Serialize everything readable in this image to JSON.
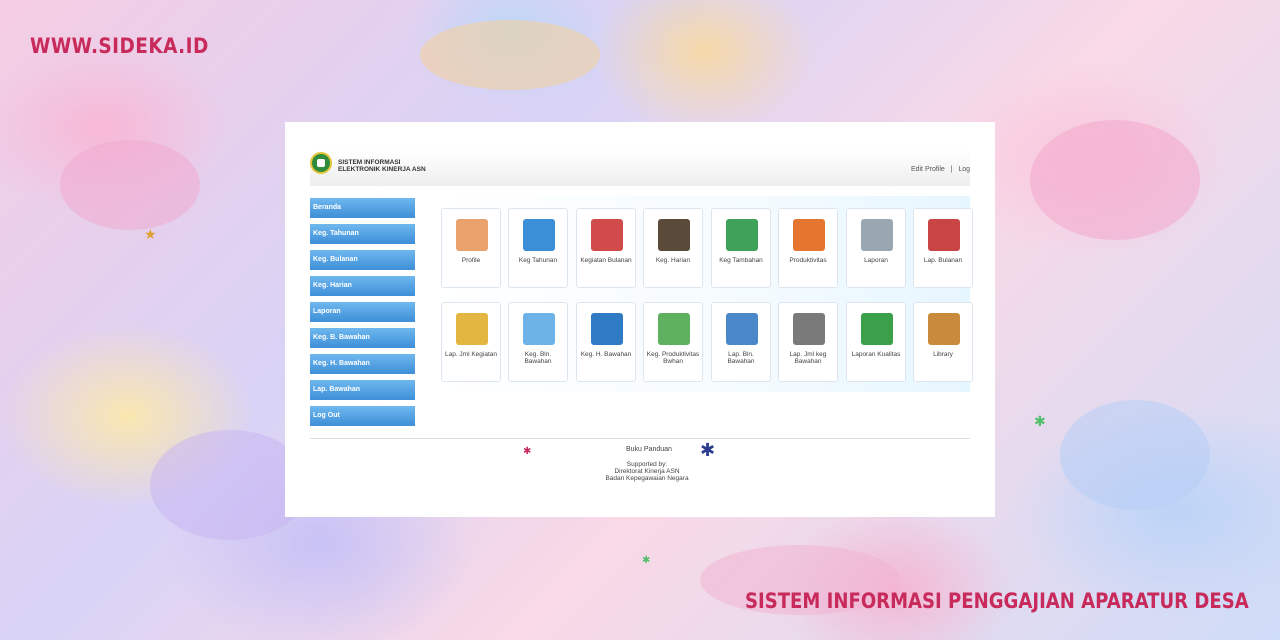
{
  "brand": "WWW.SIDEKA.ID",
  "footer_title": "SISTEM INFORMASI PENGGAJIAN APARATUR DESA",
  "app": {
    "title_line1": "SISTEM INFORMASI",
    "title_line2": "ELEKTRONIK KINERJA ASN",
    "edit_profile": "Edit Profile",
    "separator": "|",
    "logout": "Log"
  },
  "sidebar": {
    "items": [
      {
        "label": "Beranda"
      },
      {
        "label": "Keg. Tahunan"
      },
      {
        "label": "Keg. Bulanan"
      },
      {
        "label": "Keg. Harian"
      },
      {
        "label": "Laporan"
      },
      {
        "label": "Keg. B. Bawahan"
      },
      {
        "label": "Keg. H. Bawahan"
      },
      {
        "label": "Lap. Bawahan"
      },
      {
        "label": "Log Out"
      }
    ]
  },
  "tiles": [
    {
      "label": "Profile",
      "icon": "users-icon",
      "color": "#e9a26b"
    },
    {
      "label": "Keg Tahunan",
      "icon": "arrow-icon",
      "color": "#3a8fd6"
    },
    {
      "label": "Kegiatan Bulanan",
      "icon": "calendar-icon",
      "color": "#d24b4b"
    },
    {
      "label": "Keg. Harian",
      "icon": "address-book-icon",
      "color": "#5a4a3a"
    },
    {
      "label": "Keg Tambahan",
      "icon": "envelope-icon",
      "color": "#3fa25a"
    },
    {
      "label": "Produktivitas",
      "icon": "apps-icon",
      "color": "#e5762f"
    },
    {
      "label": "Laporan",
      "icon": "document-pen-icon",
      "color": "#9aa7b3"
    },
    {
      "label": "Lap. Bulanan",
      "icon": "report-pen-icon",
      "color": "#c94444"
    },
    {
      "label": "Lap. Jml Kegiatan",
      "icon": "notes-pencil-icon",
      "color": "#e2b640"
    },
    {
      "label": "Keg. Bln. Bawahan",
      "icon": "calendar-blue-icon",
      "color": "#6eb3e8"
    },
    {
      "label": "Keg. H. Bawahan",
      "icon": "monitor-icon",
      "color": "#2f7cc4"
    },
    {
      "label": "Keg. Produktivitas Bwhan",
      "icon": "cubes-icon",
      "color": "#5fb15f"
    },
    {
      "label": "Lap. Bln. Bawahan",
      "icon": "chart-document-icon",
      "color": "#4b88c9"
    },
    {
      "label": "Lap. Jml keg Bawahan",
      "icon": "magnifier-chart-icon",
      "color": "#7a7a7a"
    },
    {
      "label": "Laporan Kualitas",
      "icon": "bar-chart-icon",
      "color": "#3aa04a"
    },
    {
      "label": "Library",
      "icon": "book-icon",
      "color": "#c98a3c"
    }
  ],
  "footer": {
    "guide": "Buku Panduan",
    "supported_by": "Supported by:",
    "org1": "Direktorat Kinerja ASN",
    "org2": "Badan Kepegawaian Negara"
  },
  "colors": {
    "brand": "#c72a5b",
    "sidebar": "#4a98dc"
  }
}
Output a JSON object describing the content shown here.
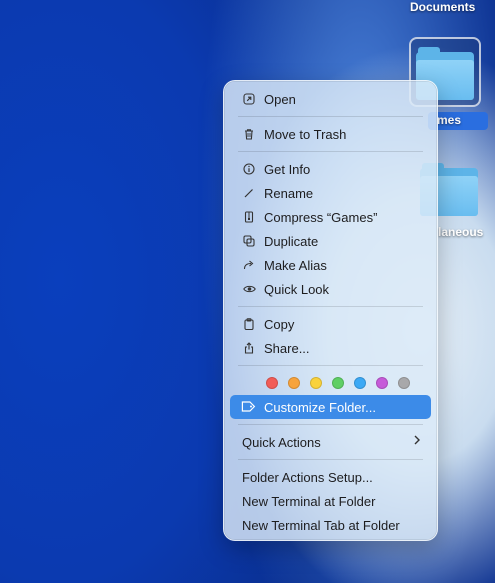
{
  "desktop": {
    "documents_label": "Documents",
    "games_label_partial": "mes",
    "misc_label_partial": "laneous"
  },
  "menu": {
    "open": "Open",
    "move_to_trash": "Move to Trash",
    "get_info": "Get Info",
    "rename": "Rename",
    "compress": "Compress “Games”",
    "duplicate": "Duplicate",
    "make_alias": "Make Alias",
    "quick_look": "Quick Look",
    "copy": "Copy",
    "share": "Share...",
    "customize_folder": "Customize Folder...",
    "quick_actions": "Quick Actions",
    "folder_actions_setup": "Folder Actions Setup...",
    "new_terminal_at_folder": "New Terminal at Folder",
    "new_terminal_tab_at_folder": "New Terminal Tab at Folder"
  },
  "tag_colors": [
    "#f25c57",
    "#f7a33c",
    "#f9d23b",
    "#5fcf65",
    "#3ca9f5",
    "#c65bd9",
    "#a8a8aa"
  ],
  "icons": {
    "open": "arrow-up-right-square-icon",
    "trash": "trash-icon",
    "info": "info-circle-icon",
    "rename": "pencil-icon",
    "compress": "archive-icon",
    "duplicate": "duplicate-icon",
    "alias": "arrow-turn-icon",
    "quick_look": "eye-icon",
    "copy": "clipboard-icon",
    "share": "share-icon",
    "tag": "tag-icon",
    "chevron": "chevron-right-icon"
  }
}
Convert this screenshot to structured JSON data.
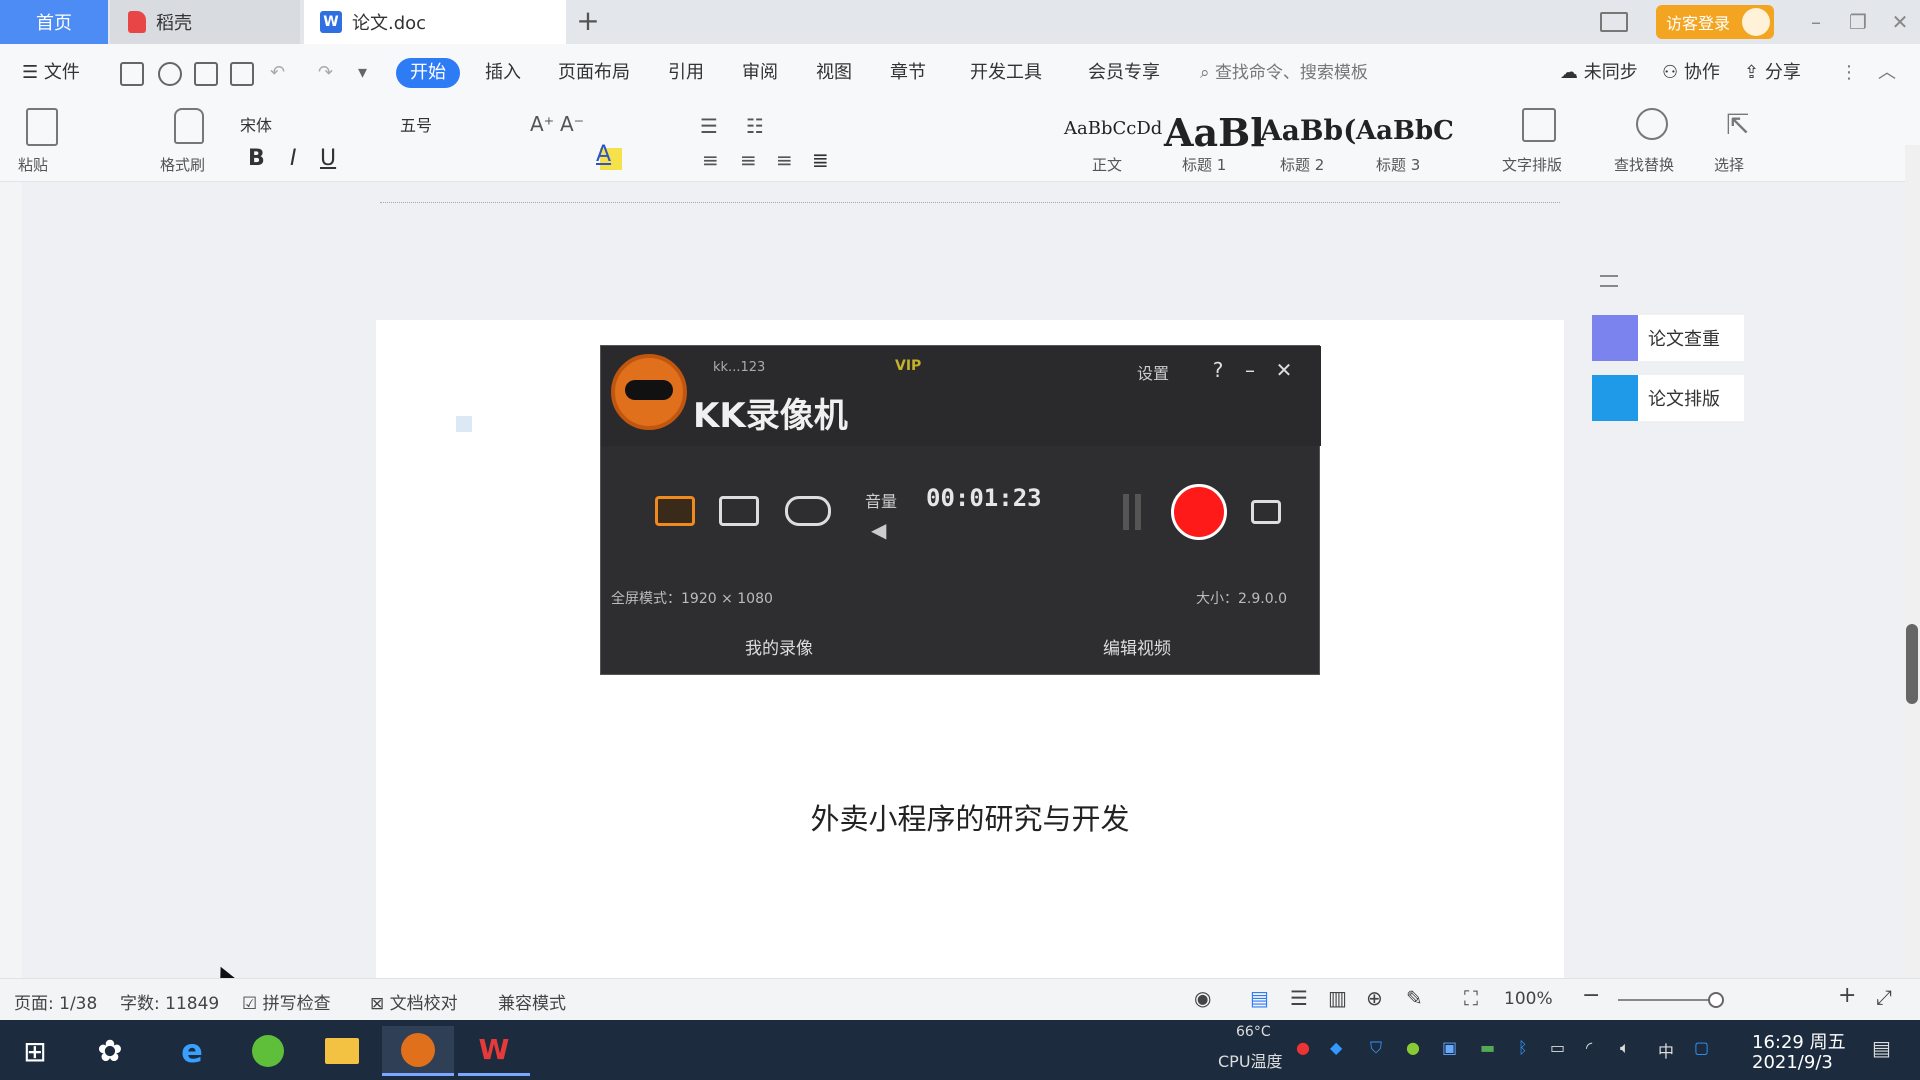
{
  "tabs": {
    "home": "首页",
    "daoke": "稻壳",
    "doc": "论文.doc",
    "add": "+"
  },
  "account": {
    "visitor_login": "访客登录"
  },
  "menu": {
    "file": "文件",
    "items": [
      "开始",
      "插入",
      "页面布局",
      "引用",
      "审阅",
      "视图",
      "章节",
      "开发工具",
      "会员专享"
    ],
    "search_placeholder": "查找命令、搜索模板",
    "sync": "未同步",
    "collab": "协作",
    "share": "分享"
  },
  "ribbon": {
    "paste": "粘贴",
    "format_painter": "格式刷",
    "font_name": "宋体",
    "font_size": "五号",
    "bold": "B",
    "italic": "I",
    "underline": "U",
    "styles": [
      {
        "sample": "AaBbCcDd",
        "label": "正文"
      },
      {
        "sample": "AaBl",
        "label": "标题 1"
      },
      {
        "sample": "AaBb(",
        "label": "标题 2"
      },
      {
        "sample": "AaBbC",
        "label": "标题 3"
      }
    ],
    "text_tools": "文字排版",
    "find_replace": "查找替换",
    "select": "选择"
  },
  "recorder": {
    "app_name": "KK录像机",
    "account": "kk...123",
    "vip": "VIP",
    "settings": "设置",
    "help": "?",
    "minimize": "–",
    "close": "✕",
    "tone_label": "音量",
    "timer": "00:01:23",
    "resolution": "全屏模式：1920 × 1080",
    "file_size": "大小：2.9.0.0",
    "my_videos": "我的录像",
    "edit_video": "编辑视频"
  },
  "document": {
    "title": "外卖小程序的研究与开发"
  },
  "side_panel": {
    "items": [
      "论文查重",
      "论文排版"
    ]
  },
  "statusbar": {
    "page": "页面: 1/38",
    "words": "字数: 11849",
    "spell_check": "拼写检查",
    "doc_check": "文档校对",
    "compat": "兼容模式",
    "zoom": "100%"
  },
  "taskbar": {
    "cpu_temp": "66°C",
    "cpu_label": "CPU温度",
    "ime": "中",
    "time": "16:29 周五",
    "date": "2021/9/3"
  },
  "colors": {
    "accent": "#2e7bf6",
    "record": "#ff1a1a",
    "visitor": "#f3a521",
    "taskbar": "#1c2b3d"
  }
}
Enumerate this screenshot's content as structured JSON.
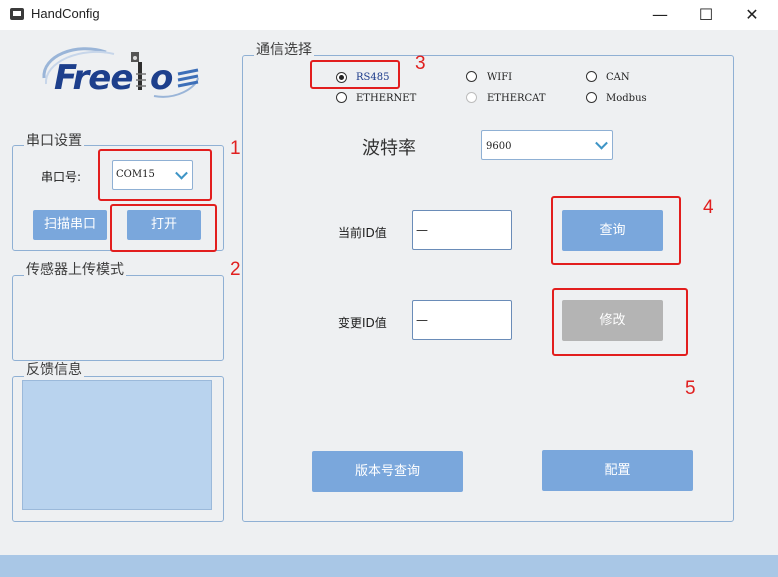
{
  "window": {
    "title": "HandConfig",
    "minimize": "—",
    "maximize": "☐",
    "close": "✕"
  },
  "logo": {
    "text_main": "Free",
    "text_tail": "o"
  },
  "serial": {
    "title": "串口设置",
    "port_label": "串口号:",
    "port_value": "COM15",
    "scan_button": "扫描串口",
    "open_button": "打开"
  },
  "sensor": {
    "title": "传感器上传模式"
  },
  "feedback": {
    "title": "反馈信息"
  },
  "comm": {
    "title": "通信选择",
    "options": [
      {
        "label": "RS485",
        "checked": true
      },
      {
        "label": "WIFI"
      },
      {
        "label": "CAN"
      },
      {
        "label": "ETHERNET"
      },
      {
        "label": "ETHERCAT",
        "disabled": true
      },
      {
        "label": "Modbus"
      }
    ],
    "baud_label": "波特率",
    "baud_value": "9600",
    "current_id_label": "当前ID值",
    "current_id_value": "—",
    "query_button": "查询",
    "change_id_label": "变更ID值",
    "change_id_value": "—",
    "modify_button": "修改",
    "version_button": "版本号查询",
    "config_button": "配置"
  },
  "annotations": [
    "1",
    "2",
    "3",
    "4",
    "5"
  ],
  "colors": {
    "accent_button": "#7aa7dc",
    "disabled_button": "#b4b4b4",
    "annotation_red": "#e21e1e",
    "group_border": "#8fb0d4"
  }
}
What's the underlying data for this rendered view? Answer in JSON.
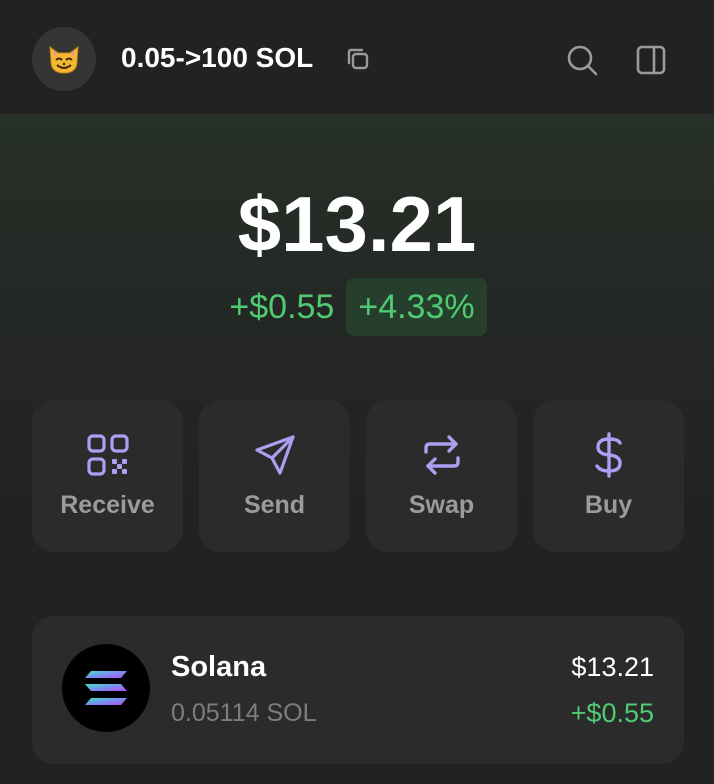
{
  "header": {
    "avatar_emoji": "😼",
    "account_name": "0.05->100 SOL",
    "copy_icon": "copy-icon",
    "search_icon": "search-icon",
    "sidebar_icon": "sidebar-panel-icon"
  },
  "balance": {
    "total": "$13.21",
    "change_amount": "+$0.55",
    "change_percent": "+4.33%"
  },
  "actions": [
    {
      "label": "Receive",
      "icon": "qr-code-icon"
    },
    {
      "label": "Send",
      "icon": "send-arrow-icon"
    },
    {
      "label": "Swap",
      "icon": "swap-arrows-icon"
    },
    {
      "label": "Buy",
      "icon": "dollar-icon"
    }
  ],
  "tokens": [
    {
      "name": "Solana",
      "amount": "0.05114 SOL",
      "value": "$13.21",
      "change": "+$0.55",
      "icon": "solana-logo-icon"
    }
  ],
  "colors": {
    "background": "#222222",
    "accent": "#ab9ff2",
    "positive": "#4fcb72",
    "card": "#2b2b2b"
  }
}
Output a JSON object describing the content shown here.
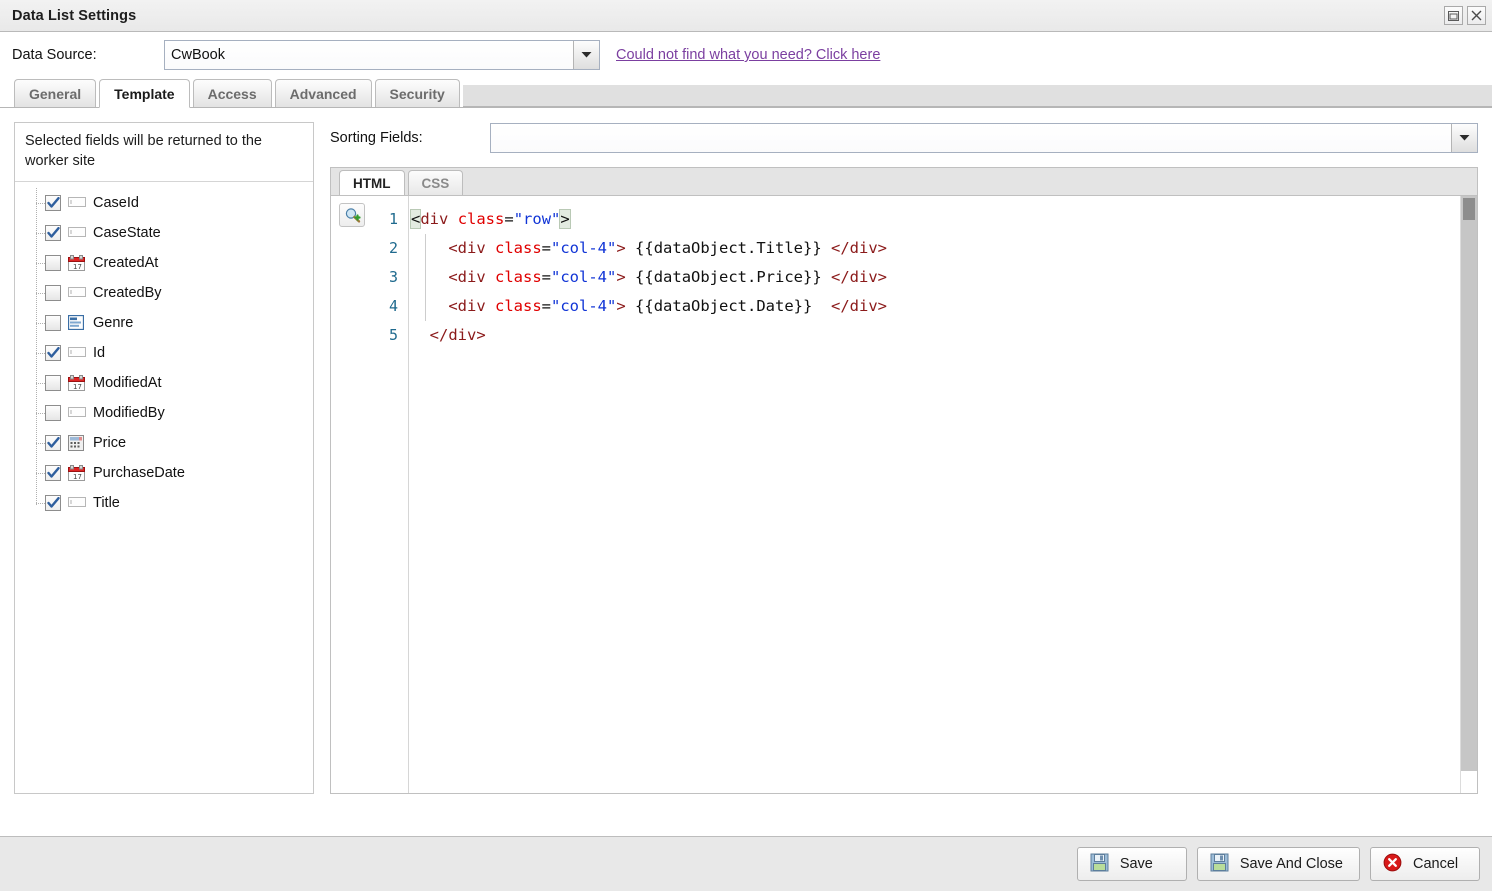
{
  "window": {
    "title": "Data List Settings",
    "controls": [
      {
        "name": "restore-button",
        "icon": "restore-icon"
      },
      {
        "name": "close-button",
        "icon": "close-icon"
      }
    ]
  },
  "data_source": {
    "label": "Data Source:",
    "value": "CwBook",
    "placeholder": "",
    "arrow_icon": "chevron-down-icon",
    "help_link": "Could not find what you need? Click here",
    "link_color": "#7b3fa0"
  },
  "tabs": [
    {
      "label": "General",
      "active": false
    },
    {
      "label": "Template",
      "active": true
    },
    {
      "label": "Access",
      "active": false
    },
    {
      "label": "Advanced",
      "active": false
    },
    {
      "label": "Security",
      "active": false
    }
  ],
  "fields_panel": {
    "header": "Selected fields will be returned to the worker site",
    "items": [
      {
        "label": "CaseId",
        "checked": true,
        "type": "text"
      },
      {
        "label": "CaseState",
        "checked": true,
        "type": "text"
      },
      {
        "label": "CreatedAt",
        "checked": false,
        "type": "date"
      },
      {
        "label": "CreatedBy",
        "checked": false,
        "type": "text"
      },
      {
        "label": "Genre",
        "checked": false,
        "type": "choice"
      },
      {
        "label": "Id",
        "checked": true,
        "type": "text"
      },
      {
        "label": "ModifiedAt",
        "checked": false,
        "type": "date"
      },
      {
        "label": "ModifiedBy",
        "checked": false,
        "type": "text"
      },
      {
        "label": "Price",
        "checked": true,
        "type": "number"
      },
      {
        "label": "PurchaseDate",
        "checked": true,
        "type": "date"
      },
      {
        "label": "Title",
        "checked": true,
        "type": "text"
      }
    ]
  },
  "sorting": {
    "label": "Sorting Fields:",
    "value": "",
    "arrow_icon": "chevron-down-icon"
  },
  "editor": {
    "tabs": [
      {
        "label": "HTML",
        "active": true
      },
      {
        "label": "CSS",
        "active": false
      }
    ],
    "gutter_icon": "zoom-in-icon",
    "line_numbers": [
      "1",
      "2",
      "3",
      "4",
      "5"
    ],
    "lines": [
      "<div class=\"row\">",
      "    <div class=\"col-4\"> {{dataObject.Title}} </div>",
      "    <div class=\"col-4\"> {{dataObject.Price}} </div>",
      "    <div class=\"col-4\"> {{dataObject.Date}}  </div>",
      "</div>"
    ],
    "scrollbar": {
      "name": "editor-vertical-scrollbar"
    }
  },
  "footer": {
    "buttons": [
      {
        "label": "Save",
        "icon": "save-icon",
        "name": "save-button"
      },
      {
        "label": "Save And Close",
        "icon": "save-icon",
        "name": "save-and-close-button"
      },
      {
        "label": "Cancel",
        "icon": "cancel-icon",
        "name": "cancel-button"
      }
    ]
  }
}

WHAT IS BEING ASKED
Pick every line with "Bawahan" in it and copy it.

TASK RESPONSE
        "label": "Keg. B. Bawahan"
        "label": "Keg. H. Bawahan"
        "label": "Lap. Bawahan"
      "label": "Keg. Bln. Bawahan",
      "label": "Keg. H. Bawahan",
      "label": "Lap. Bln. Bawahan",
      "label": "Lap. Jml keg Bawahan",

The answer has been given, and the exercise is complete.